> **TRAVAIL À FAIRE**
**a.** Recopiez le passage du texte sur la conférence de la COPEAM en commençant par « Radio France et » et en allant jusqu'à « et langage médiatique. », en substituant « principaux responsables » à « hauts dirigeants ».
**b.** Continuez le texte sur la conférence de la COPEAM à Montpellier à partir de l'endroit où il s'arrête.

> **BLOC DE TEXTE**
• • • •

Radio France et la ville de Montpellier ont accueilli en fin de semaine dernière la 30e édition de la conférence annuelle de la COPEAM (Conférence Permanente de l’Audiovisuel Méditerranée) qui réunit les hauts dirigeants d’organismes de radiodiffusion publics, des opérateurs de l’audiovisuel et de la culture, et des personnalités d’institutions euro-méditerranéennes. Un évènement d’actualité qui nous pousse à reposer la question des liens entre politique et langage médiatique.
Cette année, les intervenants ont échangé sur le thème « Cultures digitales et nouveaux langages audiovisuels ». Une occasion d’aborder les évolutions majeures intervenues ces dernières années dans le domaine des médias, notamment celles liées à la création, l’exploitation et la consommation de contenus audiovisuels. Cette thématique a été l’occasion de mettre en lumière le nouveau paysage numérique, les langages émergents et l’appropriation des nouvelles formes de narration par les médias traditionnels, en particulier les médias publics. Les échanges qui se sont tenus à Montpellier ont permis d’approfondir un constat : l’arrivée de médias différents et notamment des réseaux sociaux qui, chacun, sont à la fois des espaces d’information, de création et de diffusion, bouscule les usages ordinaires et met les médias publics devant de grands défis.

• • • •

> **INFORMATIONS FOURNIES**
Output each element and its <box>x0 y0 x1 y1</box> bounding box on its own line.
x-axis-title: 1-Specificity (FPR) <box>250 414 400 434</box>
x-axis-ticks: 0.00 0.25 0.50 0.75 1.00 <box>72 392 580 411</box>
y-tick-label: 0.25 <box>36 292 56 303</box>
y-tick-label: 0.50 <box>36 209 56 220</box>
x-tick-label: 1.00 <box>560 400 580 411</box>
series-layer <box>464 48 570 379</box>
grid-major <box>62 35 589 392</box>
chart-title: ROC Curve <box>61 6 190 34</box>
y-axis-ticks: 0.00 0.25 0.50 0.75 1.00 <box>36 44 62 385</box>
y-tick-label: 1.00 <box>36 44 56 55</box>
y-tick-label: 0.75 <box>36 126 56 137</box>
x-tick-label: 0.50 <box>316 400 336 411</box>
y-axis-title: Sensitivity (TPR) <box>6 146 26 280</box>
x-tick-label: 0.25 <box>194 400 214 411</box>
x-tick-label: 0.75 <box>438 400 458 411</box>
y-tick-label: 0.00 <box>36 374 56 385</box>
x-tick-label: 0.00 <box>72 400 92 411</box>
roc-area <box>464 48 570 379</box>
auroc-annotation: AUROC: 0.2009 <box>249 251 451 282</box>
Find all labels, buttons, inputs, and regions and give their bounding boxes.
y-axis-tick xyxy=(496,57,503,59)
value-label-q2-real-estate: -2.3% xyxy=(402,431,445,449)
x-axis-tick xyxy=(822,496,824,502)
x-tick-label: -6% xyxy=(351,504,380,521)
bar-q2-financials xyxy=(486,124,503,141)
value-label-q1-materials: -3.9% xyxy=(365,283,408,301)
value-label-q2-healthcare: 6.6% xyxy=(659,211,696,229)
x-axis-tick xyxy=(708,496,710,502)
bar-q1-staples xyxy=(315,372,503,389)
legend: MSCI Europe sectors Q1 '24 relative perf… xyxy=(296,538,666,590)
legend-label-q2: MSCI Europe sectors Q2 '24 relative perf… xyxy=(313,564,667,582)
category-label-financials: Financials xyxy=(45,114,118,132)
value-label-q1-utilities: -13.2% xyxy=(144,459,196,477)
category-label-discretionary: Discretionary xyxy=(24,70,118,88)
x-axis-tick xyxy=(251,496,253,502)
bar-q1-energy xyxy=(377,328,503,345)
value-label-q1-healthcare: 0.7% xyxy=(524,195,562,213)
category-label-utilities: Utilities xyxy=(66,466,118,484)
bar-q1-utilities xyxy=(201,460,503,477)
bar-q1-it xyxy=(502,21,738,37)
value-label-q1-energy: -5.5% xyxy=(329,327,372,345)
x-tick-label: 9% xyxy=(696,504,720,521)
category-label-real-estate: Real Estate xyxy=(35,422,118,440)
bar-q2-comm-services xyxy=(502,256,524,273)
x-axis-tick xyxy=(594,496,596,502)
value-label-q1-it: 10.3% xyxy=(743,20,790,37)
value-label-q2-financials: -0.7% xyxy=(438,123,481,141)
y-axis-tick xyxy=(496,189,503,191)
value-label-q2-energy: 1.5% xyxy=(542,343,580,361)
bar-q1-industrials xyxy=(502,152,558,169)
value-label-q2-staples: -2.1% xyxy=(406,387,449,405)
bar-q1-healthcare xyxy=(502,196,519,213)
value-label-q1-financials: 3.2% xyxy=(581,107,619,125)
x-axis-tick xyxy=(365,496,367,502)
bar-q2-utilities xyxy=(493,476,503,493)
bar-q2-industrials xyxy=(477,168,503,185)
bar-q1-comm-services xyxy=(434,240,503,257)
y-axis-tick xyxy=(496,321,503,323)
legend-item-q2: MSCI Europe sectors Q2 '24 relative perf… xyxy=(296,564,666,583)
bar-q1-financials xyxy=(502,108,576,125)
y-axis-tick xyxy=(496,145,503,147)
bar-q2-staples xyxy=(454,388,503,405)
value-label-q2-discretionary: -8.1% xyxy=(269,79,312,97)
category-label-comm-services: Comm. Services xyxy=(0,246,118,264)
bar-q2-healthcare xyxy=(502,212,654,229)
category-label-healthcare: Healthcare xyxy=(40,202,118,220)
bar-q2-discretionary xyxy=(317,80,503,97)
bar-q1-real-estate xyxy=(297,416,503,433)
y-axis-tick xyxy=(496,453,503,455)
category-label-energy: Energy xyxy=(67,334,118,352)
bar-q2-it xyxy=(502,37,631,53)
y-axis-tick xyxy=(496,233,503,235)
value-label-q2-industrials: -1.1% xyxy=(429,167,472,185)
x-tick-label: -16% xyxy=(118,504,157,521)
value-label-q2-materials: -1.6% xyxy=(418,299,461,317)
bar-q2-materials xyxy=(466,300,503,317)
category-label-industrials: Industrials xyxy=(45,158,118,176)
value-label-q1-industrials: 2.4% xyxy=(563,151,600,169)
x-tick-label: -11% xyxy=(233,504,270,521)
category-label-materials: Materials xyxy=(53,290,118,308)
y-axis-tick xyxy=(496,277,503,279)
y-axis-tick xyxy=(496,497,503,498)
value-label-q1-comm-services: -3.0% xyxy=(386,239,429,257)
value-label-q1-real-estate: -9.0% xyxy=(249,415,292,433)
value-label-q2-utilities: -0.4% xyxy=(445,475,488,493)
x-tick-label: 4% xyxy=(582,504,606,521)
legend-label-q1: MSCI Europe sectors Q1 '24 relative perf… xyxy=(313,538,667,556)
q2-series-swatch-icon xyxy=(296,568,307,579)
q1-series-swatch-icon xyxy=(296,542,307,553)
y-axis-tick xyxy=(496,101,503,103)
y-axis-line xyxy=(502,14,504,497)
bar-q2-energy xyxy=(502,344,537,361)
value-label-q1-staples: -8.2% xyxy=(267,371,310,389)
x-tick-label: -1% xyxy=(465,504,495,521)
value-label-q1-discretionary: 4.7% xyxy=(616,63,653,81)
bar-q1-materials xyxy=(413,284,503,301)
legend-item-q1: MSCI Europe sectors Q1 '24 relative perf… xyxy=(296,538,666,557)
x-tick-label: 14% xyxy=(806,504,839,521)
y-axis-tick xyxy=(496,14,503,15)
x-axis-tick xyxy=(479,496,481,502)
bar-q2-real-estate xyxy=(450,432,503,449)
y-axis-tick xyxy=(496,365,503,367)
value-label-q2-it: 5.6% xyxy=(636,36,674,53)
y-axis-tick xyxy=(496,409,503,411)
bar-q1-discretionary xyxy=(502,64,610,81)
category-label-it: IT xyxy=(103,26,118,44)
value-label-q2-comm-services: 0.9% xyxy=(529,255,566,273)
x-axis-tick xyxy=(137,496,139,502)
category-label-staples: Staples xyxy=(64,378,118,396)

• • • •

> **RÉPONSES**
**a.**
Radio France et la ville de Montpellier ont accueilli en fin de semaine dernière la 30e édition de la conférence annuelle de la COPEAM (Conférence Permanente de l’Audiovisuel Méditerranée) qui réunit les principaux responsables d’organismes de radiodiffusion publics, des opérateurs de l’audiovisuel et de la culture, et des personnalités d’institutions euro-méditerranéennes. Un évènement d’actualité qui nous pousse à reposer la question des liens entre politique et langage médiatique.

**b.**
« Dans le traitement éditorial les relations Nord-Sud ont été considérablement abimées ces dernières années », souligne Le secrétaire général de l’information du groupe Radio France Éric Valmir, « on parle beaucoup d’immigration mais on en parle souvent mal. L’idée c’est d’avoir des reporters qui puissent mieux parler de l’actualité méditerranéenne. Et pour cette actualité-là il faut être présent sur le terrain. Le numérique est une chose, la désinformation en est une autre, il n’y a que la présence sur le terrain de journalistes qui pourront porter les valeurs chères à la COPEAN ».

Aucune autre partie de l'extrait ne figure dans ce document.